WORK TO DO →
Carry none of the pictures over; set down the material below exactly.

EXTRACTED RECORDS →
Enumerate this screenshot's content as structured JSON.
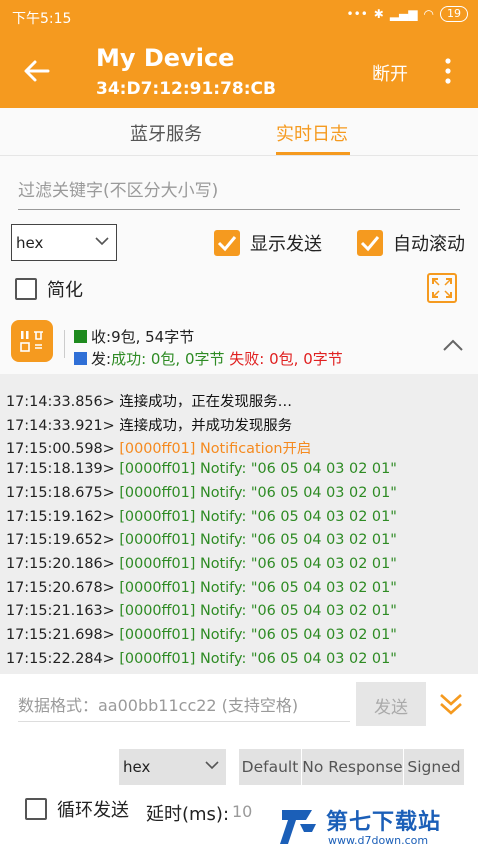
{
  "status_bar": {
    "time": "下午5:15",
    "battery": "19"
  },
  "header": {
    "title": "My Device",
    "mac": "34:D7:12:91:78:CB",
    "disconnect_label": "断开"
  },
  "tabs": [
    {
      "label": "蓝牙服务"
    },
    {
      "label": "实时日志",
      "active": true
    }
  ],
  "filter": {
    "placeholder": "过滤关键字(不区分大小写)"
  },
  "options": {
    "format_selected": "hex",
    "show_send_label": "显示发送",
    "auto_scroll_label": "自动滚动",
    "simplify_label": "简化"
  },
  "stats": {
    "recv_label": "收:",
    "recv_value": "9包, 54字节",
    "send_label": "发:",
    "success_label": "成功: 0包, 0字节",
    "fail_label": "失败: 0包, 0字节"
  },
  "log": [
    {
      "time": "17:14:33.856>",
      "text": "连接成功，正在发现服务…",
      "kind": "black"
    },
    {
      "time": "17:14:33.921>",
      "text": "连接成功，并成功发现服务",
      "kind": "black"
    },
    {
      "time": "17:15:00.598>",
      "text": "[0000ff01] Notification开启",
      "kind": "orange"
    },
    {
      "time": "17:15:18.139>",
      "text": "[0000ff01] Notify: \"06 05 04 03 02 01\"",
      "kind": "green"
    },
    {
      "time": "17:15:18.675>",
      "text": "[0000ff01] Notify: \"06 05 04 03 02 01\"",
      "kind": "green"
    },
    {
      "time": "17:15:19.162>",
      "text": "[0000ff01] Notify: \"06 05 04 03 02 01\"",
      "kind": "green"
    },
    {
      "time": "17:15:19.652>",
      "text": "[0000ff01] Notify: \"06 05 04 03 02 01\"",
      "kind": "green"
    },
    {
      "time": "17:15:20.186>",
      "text": "[0000ff01] Notify: \"06 05 04 03 02 01\"",
      "kind": "green"
    },
    {
      "time": "17:15:20.678>",
      "text": "[0000ff01] Notify: \"06 05 04 03 02 01\"",
      "kind": "green"
    },
    {
      "time": "17:15:21.163>",
      "text": "[0000ff01] Notify: \"06 05 04 03 02 01\"",
      "kind": "green"
    },
    {
      "time": "17:15:21.698>",
      "text": "[0000ff01] Notify: \"06 05 04 03 02 01\"",
      "kind": "green"
    },
    {
      "time": "17:15:22.284>",
      "text": "[0000ff01] Notify: \"06 05 04 03 02 01\"",
      "kind": "green"
    }
  ],
  "send_panel": {
    "data_placeholder": "数据格式：aa00bb11cc22 (支持空格)",
    "send_label": "发送",
    "format_selected": "hex",
    "write_types": [
      "Default",
      "No Response",
      "Signed"
    ],
    "loop_label": "循环发送",
    "delay_label": "延时(ms):",
    "delay_value": "10"
  },
  "watermark": {
    "text": "第七下载站",
    "url": "www.d7down.com"
  },
  "colors": {
    "accent": "#f59a1f",
    "notify_green": "#2e8b24",
    "fail_red": "#e02020"
  }
}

THE RESULT →
Enumerate this screenshot's content as structured JSON.
{
  "status_bar": {
    "time": "下午5:15",
    "battery": "19"
  },
  "header": {
    "title": "My Device",
    "mac": "34:D7:12:91:78:CB",
    "disconnect_label": "断开"
  },
  "tabs": [
    {
      "label": "蓝牙服务"
    },
    {
      "label": "实时日志",
      "active": true
    }
  ],
  "filter": {
    "placeholder": "过滤关键字(不区分大小写)"
  },
  "options": {
    "format_selected": "hex",
    "show_send_label": "显示发送",
    "auto_scroll_label": "自动滚动",
    "simplify_label": "简化"
  },
  "stats": {
    "recv_label": "收:",
    "recv_value": "9包, 54字节",
    "send_label": "发:",
    "success_label": "成功: 0包, 0字节",
    "fail_label": "失败: 0包, 0字节"
  },
  "log": [
    {
      "time": "17:14:33.856>",
      "text": "连接成功，正在发现服务…",
      "kind": "black"
    },
    {
      "time": "17:14:33.921>",
      "text": "连接成功，并成功发现服务",
      "kind": "black"
    },
    {
      "time": "17:15:00.598>",
      "text": "[0000ff01] Notification开启",
      "kind": "orange"
    },
    {
      "time": "17:15:18.139>",
      "text": "[0000ff01] Notify: \"06 05 04 03 02 01\"",
      "kind": "green"
    },
    {
      "time": "17:15:18.675>",
      "text": "[0000ff01] Notify: \"06 05 04 03 02 01\"",
      "kind": "green"
    },
    {
      "time": "17:15:19.162>",
      "text": "[0000ff01] Notify: \"06 05 04 03 02 01\"",
      "kind": "green"
    },
    {
      "time": "17:15:19.652>",
      "text": "[0000ff01] Notify: \"06 05 04 03 02 01\"",
      "kind": "green"
    },
    {
      "time": "17:15:20.186>",
      "text": "[0000ff01] Notify: \"06 05 04 03 02 01\"",
      "kind": "green"
    },
    {
      "time": "17:15:20.678>",
      "text": "[0000ff01] Notify: \"06 05 04 03 02 01\"",
      "kind": "green"
    },
    {
      "time": "17:15:21.163>",
      "text": "[0000ff01] Notify: \"06 05 04 03 02 01\"",
      "kind": "green"
    },
    {
      "time": "17:15:21.698>",
      "text": "[0000ff01] Notify: \"06 05 04 03 02 01\"",
      "kind": "green"
    },
    {
      "time": "17:15:22.284>",
      "text": "[0000ff01] Notify: \"06 05 04 03 02 01\"",
      "kind": "green"
    }
  ],
  "send_panel": {
    "data_placeholder": "数据格式：aa00bb11cc22 (支持空格)",
    "send_label": "发送",
    "format_selected": "hex",
    "write_types": [
      "Default",
      "No Response",
      "Signed"
    ],
    "loop_label": "循环发送",
    "delay_label": "延时(ms):",
    "delay_value": "10"
  },
  "watermark": {
    "text": "第七下载站",
    "url": "www.d7down.com"
  },
  "colors": {
    "accent": "#f59a1f",
    "notify_green": "#2e8b24",
    "fail_red": "#e02020"
  }
}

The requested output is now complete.